Go through the records and extract every line with the word "пассажиров".
===
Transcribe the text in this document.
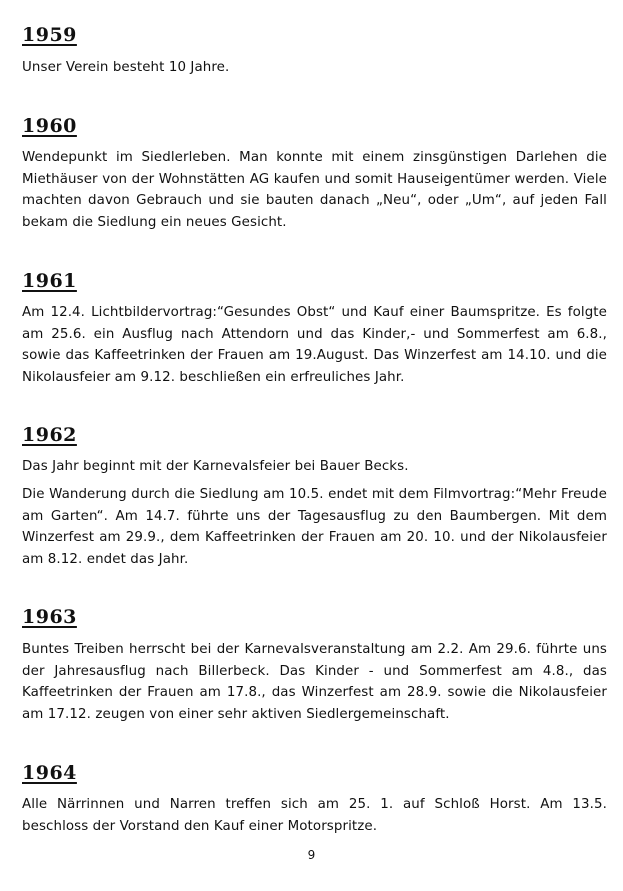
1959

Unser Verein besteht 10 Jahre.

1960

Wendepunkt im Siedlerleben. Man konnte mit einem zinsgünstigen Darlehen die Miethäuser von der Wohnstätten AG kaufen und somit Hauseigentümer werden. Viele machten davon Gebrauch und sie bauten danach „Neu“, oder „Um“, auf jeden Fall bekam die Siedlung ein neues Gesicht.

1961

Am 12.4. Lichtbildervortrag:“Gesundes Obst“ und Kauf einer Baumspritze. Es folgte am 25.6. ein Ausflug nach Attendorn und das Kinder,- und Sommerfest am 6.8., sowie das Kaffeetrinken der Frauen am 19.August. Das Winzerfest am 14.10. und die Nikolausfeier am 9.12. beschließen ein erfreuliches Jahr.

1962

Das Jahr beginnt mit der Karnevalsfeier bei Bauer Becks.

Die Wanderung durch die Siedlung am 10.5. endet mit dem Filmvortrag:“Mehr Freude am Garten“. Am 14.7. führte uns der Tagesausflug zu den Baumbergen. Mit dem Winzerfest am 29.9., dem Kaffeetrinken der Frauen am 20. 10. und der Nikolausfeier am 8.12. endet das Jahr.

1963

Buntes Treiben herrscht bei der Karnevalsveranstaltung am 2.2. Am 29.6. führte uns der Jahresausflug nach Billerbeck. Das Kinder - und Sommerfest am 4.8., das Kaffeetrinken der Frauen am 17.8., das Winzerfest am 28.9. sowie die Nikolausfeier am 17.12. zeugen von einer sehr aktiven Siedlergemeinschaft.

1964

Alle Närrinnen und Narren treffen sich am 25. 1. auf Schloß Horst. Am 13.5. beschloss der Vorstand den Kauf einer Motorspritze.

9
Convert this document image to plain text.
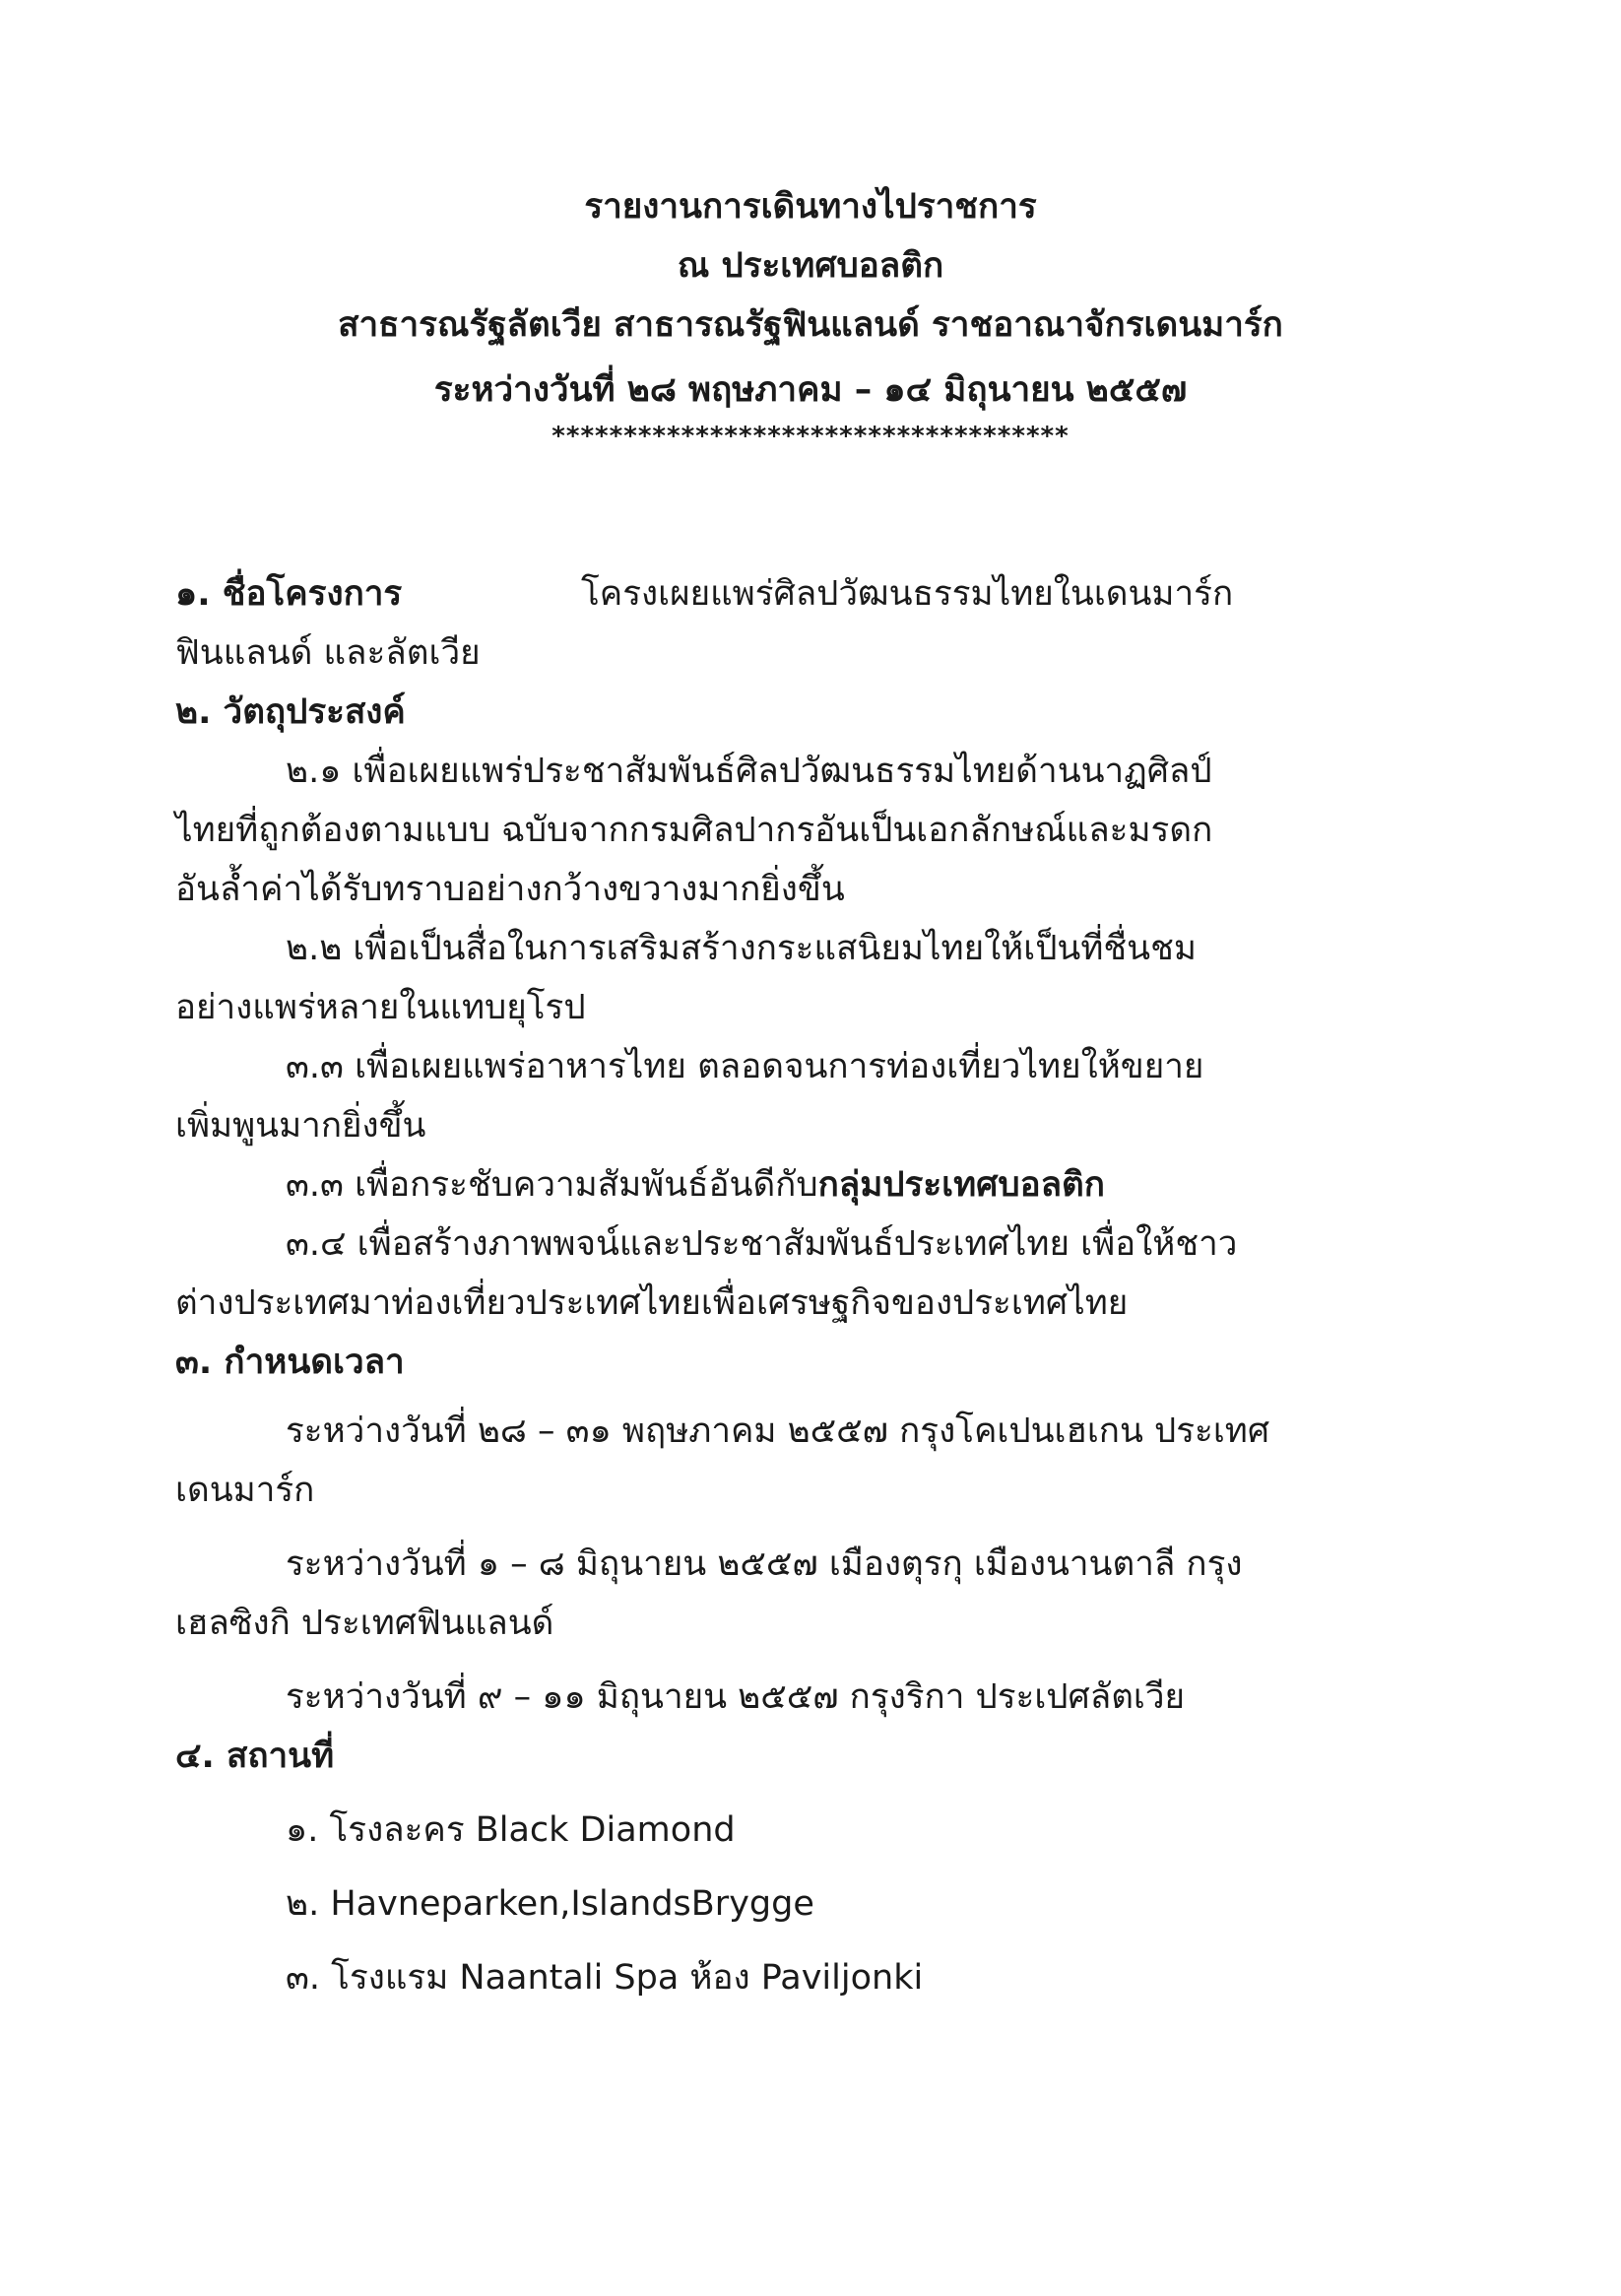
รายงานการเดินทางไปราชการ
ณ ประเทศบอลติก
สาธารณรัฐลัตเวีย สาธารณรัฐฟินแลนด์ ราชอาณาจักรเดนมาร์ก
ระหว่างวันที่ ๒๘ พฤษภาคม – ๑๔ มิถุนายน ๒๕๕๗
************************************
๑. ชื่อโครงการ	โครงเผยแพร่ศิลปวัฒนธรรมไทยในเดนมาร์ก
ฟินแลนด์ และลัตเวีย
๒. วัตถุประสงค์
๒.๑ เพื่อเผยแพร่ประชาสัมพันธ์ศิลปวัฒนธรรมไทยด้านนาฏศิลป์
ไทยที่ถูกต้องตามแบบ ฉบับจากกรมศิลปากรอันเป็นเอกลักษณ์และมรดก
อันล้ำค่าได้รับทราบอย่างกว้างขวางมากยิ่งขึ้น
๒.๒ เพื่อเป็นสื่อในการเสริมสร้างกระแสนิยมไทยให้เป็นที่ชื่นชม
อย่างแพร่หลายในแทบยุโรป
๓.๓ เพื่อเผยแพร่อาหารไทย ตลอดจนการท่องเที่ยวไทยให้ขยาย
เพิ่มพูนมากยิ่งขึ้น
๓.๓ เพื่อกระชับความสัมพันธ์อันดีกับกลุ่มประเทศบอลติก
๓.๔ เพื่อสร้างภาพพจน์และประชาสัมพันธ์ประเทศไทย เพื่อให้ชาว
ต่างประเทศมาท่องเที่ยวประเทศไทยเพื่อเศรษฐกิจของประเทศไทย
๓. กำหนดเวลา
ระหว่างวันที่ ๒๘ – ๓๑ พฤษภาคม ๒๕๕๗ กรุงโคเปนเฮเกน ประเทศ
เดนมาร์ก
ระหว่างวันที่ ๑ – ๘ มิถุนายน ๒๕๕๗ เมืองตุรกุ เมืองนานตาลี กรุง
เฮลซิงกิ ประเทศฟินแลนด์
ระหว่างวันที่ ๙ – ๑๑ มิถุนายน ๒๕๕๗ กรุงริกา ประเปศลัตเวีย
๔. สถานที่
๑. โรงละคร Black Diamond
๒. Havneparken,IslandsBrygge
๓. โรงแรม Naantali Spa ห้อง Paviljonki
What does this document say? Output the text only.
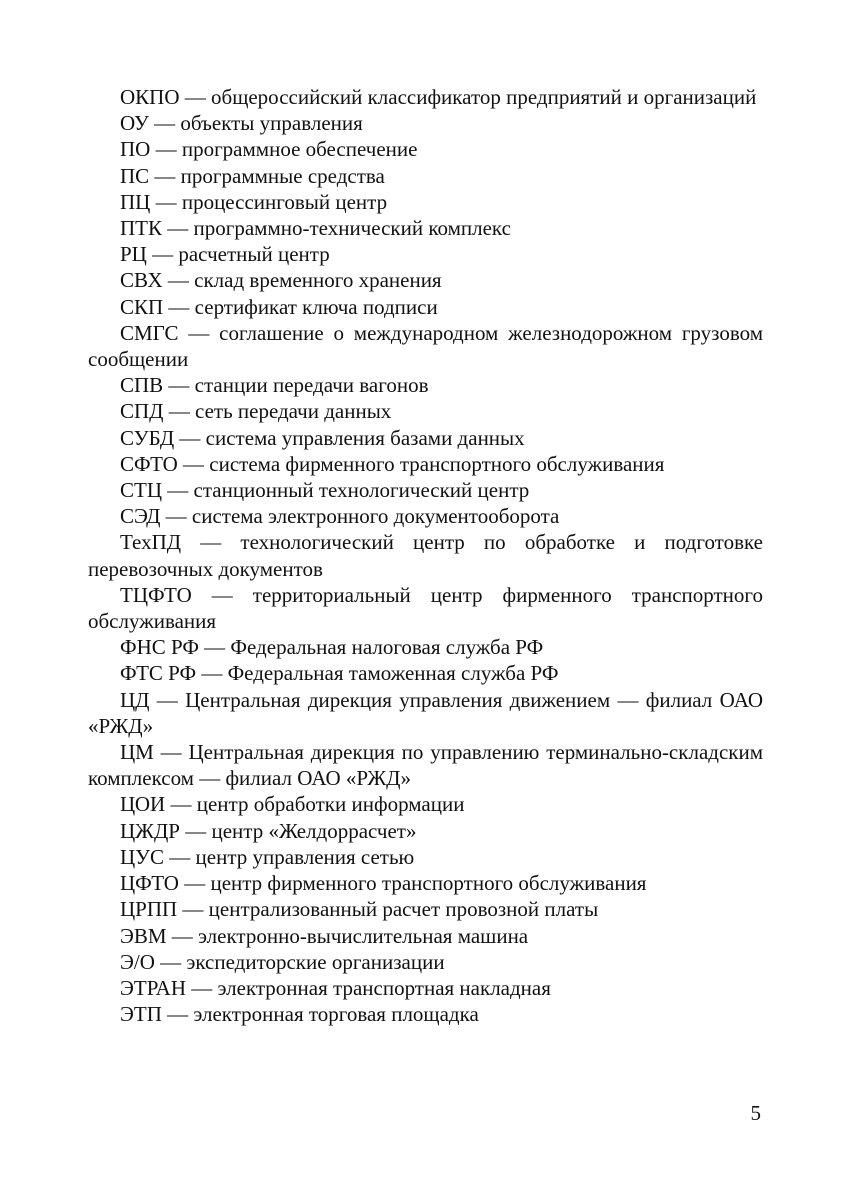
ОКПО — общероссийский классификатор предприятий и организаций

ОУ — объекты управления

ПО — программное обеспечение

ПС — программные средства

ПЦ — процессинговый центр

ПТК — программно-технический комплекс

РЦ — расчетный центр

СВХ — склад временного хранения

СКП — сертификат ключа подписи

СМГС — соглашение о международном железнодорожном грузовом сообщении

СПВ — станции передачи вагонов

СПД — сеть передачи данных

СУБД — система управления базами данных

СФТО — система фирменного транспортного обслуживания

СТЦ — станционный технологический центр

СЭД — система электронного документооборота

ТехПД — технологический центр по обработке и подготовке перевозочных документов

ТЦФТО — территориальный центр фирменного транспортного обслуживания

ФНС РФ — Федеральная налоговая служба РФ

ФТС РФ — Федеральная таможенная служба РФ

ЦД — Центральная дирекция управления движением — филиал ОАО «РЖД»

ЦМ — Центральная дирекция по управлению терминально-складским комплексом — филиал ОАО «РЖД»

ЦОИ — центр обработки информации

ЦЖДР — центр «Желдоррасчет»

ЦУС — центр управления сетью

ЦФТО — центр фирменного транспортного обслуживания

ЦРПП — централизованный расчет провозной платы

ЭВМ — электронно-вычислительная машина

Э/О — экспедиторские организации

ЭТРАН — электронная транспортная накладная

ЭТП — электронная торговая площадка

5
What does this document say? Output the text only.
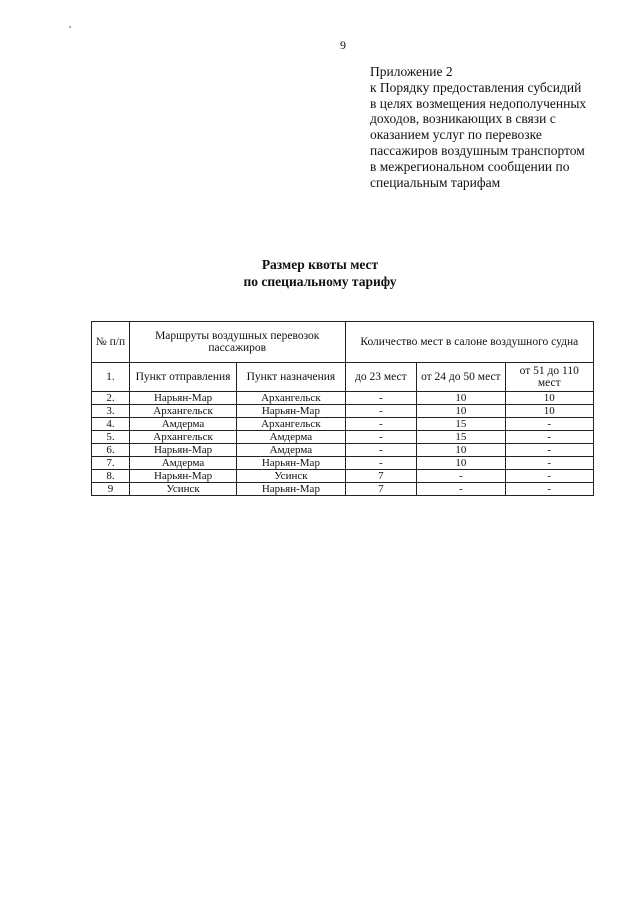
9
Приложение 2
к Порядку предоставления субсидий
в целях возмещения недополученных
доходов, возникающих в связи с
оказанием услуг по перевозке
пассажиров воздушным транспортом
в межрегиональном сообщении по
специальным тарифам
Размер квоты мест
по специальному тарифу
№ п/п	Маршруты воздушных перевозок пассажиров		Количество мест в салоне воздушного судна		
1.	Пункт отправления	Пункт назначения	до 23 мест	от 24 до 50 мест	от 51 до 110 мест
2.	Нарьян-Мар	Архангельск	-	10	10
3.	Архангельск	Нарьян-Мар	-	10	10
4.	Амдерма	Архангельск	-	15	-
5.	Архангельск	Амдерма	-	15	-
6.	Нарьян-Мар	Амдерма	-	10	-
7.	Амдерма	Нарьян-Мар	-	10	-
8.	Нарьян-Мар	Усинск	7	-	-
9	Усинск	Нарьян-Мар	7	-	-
===
→ WRITTEN RESPONSE:
пассажиров воздушным транспортом
№ п/п	Маршруты воздушных перевозок пассажиров		Количество мест в салоне воздушного судна		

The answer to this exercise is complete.